GIVEN INSTRUCTION: Return the full listing exactly as it is written.

STORED ROWS:
----
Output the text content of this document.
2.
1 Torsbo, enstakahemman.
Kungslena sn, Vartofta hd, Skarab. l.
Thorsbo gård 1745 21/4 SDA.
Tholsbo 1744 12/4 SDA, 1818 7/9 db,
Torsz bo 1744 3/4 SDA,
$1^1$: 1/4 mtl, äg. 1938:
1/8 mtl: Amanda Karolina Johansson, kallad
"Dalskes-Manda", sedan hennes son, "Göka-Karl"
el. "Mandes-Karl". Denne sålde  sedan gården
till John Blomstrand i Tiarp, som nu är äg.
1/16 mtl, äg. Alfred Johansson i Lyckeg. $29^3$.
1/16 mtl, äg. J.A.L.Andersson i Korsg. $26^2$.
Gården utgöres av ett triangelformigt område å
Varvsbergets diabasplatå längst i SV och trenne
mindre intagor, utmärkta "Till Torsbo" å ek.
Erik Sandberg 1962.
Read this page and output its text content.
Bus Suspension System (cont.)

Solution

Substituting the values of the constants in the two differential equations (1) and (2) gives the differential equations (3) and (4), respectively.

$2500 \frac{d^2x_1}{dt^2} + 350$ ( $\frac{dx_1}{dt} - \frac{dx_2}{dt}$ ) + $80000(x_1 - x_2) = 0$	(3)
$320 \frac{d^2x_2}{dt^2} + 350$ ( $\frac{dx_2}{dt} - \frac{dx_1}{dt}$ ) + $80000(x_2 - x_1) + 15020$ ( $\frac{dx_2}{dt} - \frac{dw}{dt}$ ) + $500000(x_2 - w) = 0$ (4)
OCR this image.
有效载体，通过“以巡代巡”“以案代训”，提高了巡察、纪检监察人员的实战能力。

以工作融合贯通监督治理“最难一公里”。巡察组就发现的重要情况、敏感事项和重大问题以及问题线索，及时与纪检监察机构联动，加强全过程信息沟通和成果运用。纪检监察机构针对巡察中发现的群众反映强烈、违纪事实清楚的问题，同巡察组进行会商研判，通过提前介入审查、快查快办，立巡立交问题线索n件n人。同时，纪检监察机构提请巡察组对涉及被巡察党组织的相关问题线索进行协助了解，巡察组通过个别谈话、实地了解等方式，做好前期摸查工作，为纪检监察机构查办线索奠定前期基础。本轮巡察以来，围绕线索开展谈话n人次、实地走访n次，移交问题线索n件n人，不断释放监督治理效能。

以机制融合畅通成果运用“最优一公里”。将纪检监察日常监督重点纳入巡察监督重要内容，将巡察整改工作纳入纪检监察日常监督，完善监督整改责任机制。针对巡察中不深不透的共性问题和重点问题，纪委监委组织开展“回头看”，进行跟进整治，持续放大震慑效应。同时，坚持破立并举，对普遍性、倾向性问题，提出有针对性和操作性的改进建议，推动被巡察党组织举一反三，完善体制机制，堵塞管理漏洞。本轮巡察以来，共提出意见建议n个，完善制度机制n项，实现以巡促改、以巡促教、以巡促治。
----
RESULT FOR THIS TASK:
Output the text content of this document.
2.
1 Torsbo, enstakahemman.
Kungslena sn, Vartofta hd, Skarab. l.
Thorsbo gård 1745 21/4 SDA.
Tholsbo 1744 12/4 SDA, 1818 7/9 db,
Torsz bo 1744 3/4 SDA,
$1^1$: 1/4 mtl, äg. 1938:
1/8 mtl: Amanda Karolina Johansson, kallad
"Dalskes-Manda", sedan hennes son, "Göka-Karl"
el. "Mandes-Karl". Denne sålde  sedan gården
till John Blomstrand i Tiarp, som nu är äg.
1/16 mtl, äg. Alfred Johansson i Lyckeg. $29^3$.
1/16 mtl, äg. J.A.L.Andersson i Korsg. $26^2$.
Gården utgöres av ett triangelformigt område å
Varvsbergets diabasplatå längst i SV och trenne
mindre intagor, utmärkta "Till Torsbo" å ek.
Erik Sandberg 1962.
Read this page and output its text content.
Bus Suspension System (cont.)

Solution

Substituting the values of the constants in the two differential equations (1) and (2) gives the differential equations (3) and (4), respectively.

$2500 \frac{d^2x_1}{dt^2} + 350$ ( $\frac{dx_1}{dt} - \frac{dx_2}{dt}$ ) + $80000(x_1 - x_2) = 0$	(3)
$320 \frac{d^2x_2}{dt^2} + 350$ ( $\frac{dx_2}{dt} - \frac{dx_1}{dt}$ ) + $80000(x_2 - x_1) + 15020$ ( $\frac{dx_2}{dt} - \frac{dw}{dt}$ ) + $500000(x_2 - w) = 0$ (4)
OCR this image.
有效载体，通过“以巡代巡”“以案代训”，提高了巡察、纪检监察人员的实战能力。

以工作融合贯通监督治理“最难一公里”。巡察组就发现的重要情况、敏感事项和重大问题以及问题线索，及时与纪检监察机构联动，加强全过程信息沟通和成果运用。纪检监察机构针对巡察中发现的群众反映强烈、违纪事实清楚的问题，同巡察组进行会商研判，通过提前介入审查、快查快办，立巡立交问题线索n件n人。同时，纪检监察机构提请巡察组对涉及被巡察党组织的相关问题线索进行协助了解，巡察组通过个别谈话、实地了解等方式，做好前期摸查工作，为纪检监察机构查办线索奠定前期基础。本轮巡察以来，围绕线索开展谈话n人次、实地走访n次，移交问题线索n件n人，不断释放监督治理效能。

以机制融合畅通成果运用“最优一公里”。将纪检监察日常监督重点纳入巡察监督重要内容，将巡察整改工作纳入纪检监察日常监督，完善监督整改责任机制。针对巡察中不深不透的共性问题和重点问题，纪委监委组织开展“回头看”，进行跟进整治，持续放大震慑效应。同时，坚持破立并举，对普遍性、倾向性问题，提出有针对性和操作性的改进建议，推动被巡察党组织举一反三，完善体制机制，堵塞管理漏洞。本轮巡察以来，共提出意见建议n个，完善制度机制n项，实现以巡促改、以巡促教、以巡促治。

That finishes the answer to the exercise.